>> START Data shown

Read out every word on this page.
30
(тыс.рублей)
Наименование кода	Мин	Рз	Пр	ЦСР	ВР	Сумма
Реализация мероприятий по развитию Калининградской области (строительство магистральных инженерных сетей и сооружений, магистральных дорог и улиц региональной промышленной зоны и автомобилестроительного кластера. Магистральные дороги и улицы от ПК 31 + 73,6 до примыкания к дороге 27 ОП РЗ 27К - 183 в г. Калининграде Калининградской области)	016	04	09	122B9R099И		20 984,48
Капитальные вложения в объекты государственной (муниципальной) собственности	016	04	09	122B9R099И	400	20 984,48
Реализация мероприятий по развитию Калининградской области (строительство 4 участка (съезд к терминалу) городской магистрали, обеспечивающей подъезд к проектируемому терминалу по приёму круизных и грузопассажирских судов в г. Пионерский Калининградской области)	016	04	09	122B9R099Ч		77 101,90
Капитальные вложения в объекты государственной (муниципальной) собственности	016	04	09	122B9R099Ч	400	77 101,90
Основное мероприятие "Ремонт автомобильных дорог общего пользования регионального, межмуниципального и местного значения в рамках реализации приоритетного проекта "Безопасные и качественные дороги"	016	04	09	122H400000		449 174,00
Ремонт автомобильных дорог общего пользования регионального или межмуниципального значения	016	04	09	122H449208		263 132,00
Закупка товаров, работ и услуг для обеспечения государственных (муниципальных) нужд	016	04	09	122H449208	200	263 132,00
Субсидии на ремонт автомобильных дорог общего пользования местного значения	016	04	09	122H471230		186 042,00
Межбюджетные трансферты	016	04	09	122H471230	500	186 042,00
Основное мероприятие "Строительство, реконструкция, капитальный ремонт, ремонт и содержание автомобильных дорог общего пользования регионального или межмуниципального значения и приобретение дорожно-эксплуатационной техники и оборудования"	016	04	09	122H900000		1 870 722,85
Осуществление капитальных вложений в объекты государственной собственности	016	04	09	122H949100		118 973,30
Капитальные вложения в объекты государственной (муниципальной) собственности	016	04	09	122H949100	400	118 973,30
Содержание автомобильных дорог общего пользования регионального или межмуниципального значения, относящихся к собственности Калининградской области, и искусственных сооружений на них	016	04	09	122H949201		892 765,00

>> END Data shown

## Exercise objective
Gather each line that holds "дороги".

## Task output
Реализация мероприятий по развитию Калининградской области (строительство магистральных инженерных сетей и сооружений, магистральных дорог и улиц региональной промышленной зоны и автомобилестроительного кластера. Магистральные дороги и улицы от ПК 31 + 73,6 до примыкания к дороге 27 ОП РЗ 27К - 183 в г. Калининграде Калининградской области)	016	04	09	122B9R099И		20 984,48
Основное мероприятие "Ремонт автомобильных дорог общего пользования регионального, межмуниципального и местного значения в рамках реализации приоритетного проекта "Безопасные и качественные дороги"	016	04	09	122H400000		449 174,00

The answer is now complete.